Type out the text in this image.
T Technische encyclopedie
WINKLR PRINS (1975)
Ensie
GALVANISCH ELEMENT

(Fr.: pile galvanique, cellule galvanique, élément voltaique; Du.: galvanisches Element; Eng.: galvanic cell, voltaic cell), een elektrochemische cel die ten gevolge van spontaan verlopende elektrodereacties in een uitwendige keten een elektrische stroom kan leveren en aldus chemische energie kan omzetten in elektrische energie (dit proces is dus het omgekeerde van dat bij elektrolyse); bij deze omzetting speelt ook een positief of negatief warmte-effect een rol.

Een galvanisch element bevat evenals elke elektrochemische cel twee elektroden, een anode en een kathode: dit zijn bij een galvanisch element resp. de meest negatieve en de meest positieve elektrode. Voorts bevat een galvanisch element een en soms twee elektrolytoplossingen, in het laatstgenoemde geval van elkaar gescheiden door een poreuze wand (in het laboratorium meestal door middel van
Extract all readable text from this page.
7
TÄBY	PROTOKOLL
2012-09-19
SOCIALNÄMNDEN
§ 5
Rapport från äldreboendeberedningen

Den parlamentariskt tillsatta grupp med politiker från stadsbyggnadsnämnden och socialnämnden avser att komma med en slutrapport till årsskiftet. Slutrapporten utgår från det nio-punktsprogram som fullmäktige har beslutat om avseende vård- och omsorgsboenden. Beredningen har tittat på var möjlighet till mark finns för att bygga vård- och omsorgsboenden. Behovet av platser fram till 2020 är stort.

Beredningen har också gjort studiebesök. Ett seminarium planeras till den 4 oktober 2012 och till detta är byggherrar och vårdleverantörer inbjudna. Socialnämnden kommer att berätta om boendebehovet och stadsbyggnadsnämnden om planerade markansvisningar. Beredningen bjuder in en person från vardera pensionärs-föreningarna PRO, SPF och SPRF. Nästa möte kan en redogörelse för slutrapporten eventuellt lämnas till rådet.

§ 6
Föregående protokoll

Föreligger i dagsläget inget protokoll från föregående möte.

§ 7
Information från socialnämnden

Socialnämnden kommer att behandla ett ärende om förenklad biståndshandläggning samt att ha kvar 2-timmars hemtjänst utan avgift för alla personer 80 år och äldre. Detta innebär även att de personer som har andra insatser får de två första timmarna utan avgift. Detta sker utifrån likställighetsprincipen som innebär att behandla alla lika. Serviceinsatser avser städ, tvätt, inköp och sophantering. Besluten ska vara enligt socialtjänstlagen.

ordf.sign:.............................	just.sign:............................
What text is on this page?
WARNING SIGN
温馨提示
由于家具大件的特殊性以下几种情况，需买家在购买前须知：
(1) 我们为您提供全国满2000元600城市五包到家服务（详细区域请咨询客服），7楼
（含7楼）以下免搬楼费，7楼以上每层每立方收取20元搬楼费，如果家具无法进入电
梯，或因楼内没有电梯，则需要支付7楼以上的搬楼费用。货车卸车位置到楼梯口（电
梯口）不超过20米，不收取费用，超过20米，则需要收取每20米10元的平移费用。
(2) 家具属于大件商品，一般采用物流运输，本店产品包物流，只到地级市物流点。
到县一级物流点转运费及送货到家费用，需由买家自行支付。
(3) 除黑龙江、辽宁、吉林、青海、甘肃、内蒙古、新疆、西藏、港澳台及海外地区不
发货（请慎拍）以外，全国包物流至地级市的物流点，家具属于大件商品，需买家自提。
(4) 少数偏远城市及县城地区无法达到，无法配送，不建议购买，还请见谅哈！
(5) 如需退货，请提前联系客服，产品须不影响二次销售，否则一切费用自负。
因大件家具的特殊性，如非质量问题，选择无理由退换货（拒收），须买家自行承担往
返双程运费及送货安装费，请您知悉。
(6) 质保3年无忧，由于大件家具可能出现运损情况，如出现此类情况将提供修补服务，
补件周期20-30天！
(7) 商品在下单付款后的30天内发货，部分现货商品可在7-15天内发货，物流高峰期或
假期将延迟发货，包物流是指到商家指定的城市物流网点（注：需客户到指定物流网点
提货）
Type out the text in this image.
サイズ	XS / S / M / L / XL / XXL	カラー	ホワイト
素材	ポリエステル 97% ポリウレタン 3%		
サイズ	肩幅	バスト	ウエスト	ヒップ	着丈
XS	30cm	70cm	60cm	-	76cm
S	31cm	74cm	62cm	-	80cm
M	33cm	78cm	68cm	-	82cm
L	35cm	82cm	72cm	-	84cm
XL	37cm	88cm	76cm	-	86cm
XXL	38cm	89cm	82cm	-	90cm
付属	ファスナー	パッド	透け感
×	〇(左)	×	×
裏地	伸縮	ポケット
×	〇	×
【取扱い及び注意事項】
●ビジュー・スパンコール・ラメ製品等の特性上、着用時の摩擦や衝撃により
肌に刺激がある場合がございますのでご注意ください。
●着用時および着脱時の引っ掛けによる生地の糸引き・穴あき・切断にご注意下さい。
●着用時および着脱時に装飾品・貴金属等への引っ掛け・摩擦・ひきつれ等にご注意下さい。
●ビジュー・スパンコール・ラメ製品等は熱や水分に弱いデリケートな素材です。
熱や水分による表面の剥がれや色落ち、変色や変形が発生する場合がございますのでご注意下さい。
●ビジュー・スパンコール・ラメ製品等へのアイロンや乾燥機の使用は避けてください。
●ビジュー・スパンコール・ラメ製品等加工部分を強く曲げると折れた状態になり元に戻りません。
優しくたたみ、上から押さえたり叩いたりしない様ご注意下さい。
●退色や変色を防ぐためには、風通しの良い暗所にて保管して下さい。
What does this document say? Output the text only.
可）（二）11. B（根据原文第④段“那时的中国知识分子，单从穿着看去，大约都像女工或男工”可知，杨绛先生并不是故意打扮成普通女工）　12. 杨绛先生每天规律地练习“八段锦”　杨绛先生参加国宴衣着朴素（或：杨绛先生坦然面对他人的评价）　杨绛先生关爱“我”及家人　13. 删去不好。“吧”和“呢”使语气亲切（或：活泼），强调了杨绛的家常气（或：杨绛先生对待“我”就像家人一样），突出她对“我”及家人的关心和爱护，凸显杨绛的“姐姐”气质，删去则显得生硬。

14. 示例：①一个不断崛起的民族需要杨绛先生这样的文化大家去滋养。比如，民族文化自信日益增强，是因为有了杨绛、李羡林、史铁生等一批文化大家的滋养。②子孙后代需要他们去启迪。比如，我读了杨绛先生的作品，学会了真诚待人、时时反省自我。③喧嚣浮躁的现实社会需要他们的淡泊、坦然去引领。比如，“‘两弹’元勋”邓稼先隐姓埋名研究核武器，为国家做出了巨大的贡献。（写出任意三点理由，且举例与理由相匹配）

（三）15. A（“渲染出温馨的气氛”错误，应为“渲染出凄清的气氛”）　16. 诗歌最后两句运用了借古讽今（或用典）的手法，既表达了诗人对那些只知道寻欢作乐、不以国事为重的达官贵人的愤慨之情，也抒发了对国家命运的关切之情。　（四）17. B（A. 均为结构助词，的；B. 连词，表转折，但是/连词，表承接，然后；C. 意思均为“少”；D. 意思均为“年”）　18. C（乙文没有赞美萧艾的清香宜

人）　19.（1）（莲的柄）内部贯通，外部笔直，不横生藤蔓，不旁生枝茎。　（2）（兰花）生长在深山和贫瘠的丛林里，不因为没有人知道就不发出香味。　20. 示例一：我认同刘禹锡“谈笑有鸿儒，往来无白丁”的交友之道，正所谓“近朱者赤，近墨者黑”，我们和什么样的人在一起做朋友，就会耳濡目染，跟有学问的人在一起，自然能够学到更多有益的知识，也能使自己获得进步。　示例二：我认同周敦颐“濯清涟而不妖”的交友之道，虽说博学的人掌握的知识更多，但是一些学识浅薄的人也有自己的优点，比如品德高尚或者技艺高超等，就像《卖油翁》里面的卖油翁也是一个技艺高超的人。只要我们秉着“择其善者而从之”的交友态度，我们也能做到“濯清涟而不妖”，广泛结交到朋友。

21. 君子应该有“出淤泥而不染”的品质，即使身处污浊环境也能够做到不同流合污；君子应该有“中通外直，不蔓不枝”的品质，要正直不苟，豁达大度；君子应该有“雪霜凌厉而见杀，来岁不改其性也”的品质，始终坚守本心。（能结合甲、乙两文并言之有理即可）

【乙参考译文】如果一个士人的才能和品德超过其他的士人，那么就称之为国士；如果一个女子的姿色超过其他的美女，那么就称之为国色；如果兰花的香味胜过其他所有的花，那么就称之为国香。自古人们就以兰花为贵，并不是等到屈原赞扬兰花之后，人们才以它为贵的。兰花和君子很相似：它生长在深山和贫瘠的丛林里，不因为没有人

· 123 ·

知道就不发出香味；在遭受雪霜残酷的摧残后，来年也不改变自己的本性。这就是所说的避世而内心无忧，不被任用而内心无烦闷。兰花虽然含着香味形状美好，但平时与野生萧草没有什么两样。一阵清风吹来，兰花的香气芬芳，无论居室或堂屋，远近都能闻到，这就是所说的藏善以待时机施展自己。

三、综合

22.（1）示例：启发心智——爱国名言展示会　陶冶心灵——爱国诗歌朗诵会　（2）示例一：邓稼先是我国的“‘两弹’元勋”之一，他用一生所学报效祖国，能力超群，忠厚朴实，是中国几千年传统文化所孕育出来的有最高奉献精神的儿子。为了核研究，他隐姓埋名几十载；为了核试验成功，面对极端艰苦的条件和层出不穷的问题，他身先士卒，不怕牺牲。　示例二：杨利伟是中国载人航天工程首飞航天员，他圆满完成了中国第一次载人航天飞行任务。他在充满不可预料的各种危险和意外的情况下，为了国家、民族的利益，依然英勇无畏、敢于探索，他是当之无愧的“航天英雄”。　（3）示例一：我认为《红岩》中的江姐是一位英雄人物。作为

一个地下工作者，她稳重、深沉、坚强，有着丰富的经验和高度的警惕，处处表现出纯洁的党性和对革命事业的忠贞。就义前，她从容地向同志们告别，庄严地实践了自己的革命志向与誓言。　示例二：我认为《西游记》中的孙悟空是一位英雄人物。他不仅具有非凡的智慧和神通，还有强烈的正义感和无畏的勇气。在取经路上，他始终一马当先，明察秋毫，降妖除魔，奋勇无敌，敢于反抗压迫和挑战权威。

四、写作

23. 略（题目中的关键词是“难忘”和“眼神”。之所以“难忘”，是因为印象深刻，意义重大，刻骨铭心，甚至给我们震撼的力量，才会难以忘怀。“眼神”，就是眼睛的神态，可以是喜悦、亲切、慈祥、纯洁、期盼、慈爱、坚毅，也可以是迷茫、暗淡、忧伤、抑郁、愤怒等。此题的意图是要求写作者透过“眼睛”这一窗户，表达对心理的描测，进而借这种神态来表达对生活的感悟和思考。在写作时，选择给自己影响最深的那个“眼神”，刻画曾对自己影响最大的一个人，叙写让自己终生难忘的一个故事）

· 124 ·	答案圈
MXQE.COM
================
### Directions for this task:
Check each line of the entries above, and show every one holding the word "möte".

### Answer for this exercise:
Beredningen har också gjort studiebesök. Ett seminarium planeras till den 4 oktober 2012 och till detta är byggherrar och vårdleverantörer inbjudna. Socialnämnden kommer att berätta om boendebehovet och stadsbyggnadsnämnden om planerade markansvisningar. Beredningen bjuder in en person från vardera pensionärs-föreningarna PRO, SPF och SPRF. Nästa möte kan en redogörelse för slutrapporten eventuellt lämnas till rådet.
Föreligger i dagsläget inget protokoll från föregående möte.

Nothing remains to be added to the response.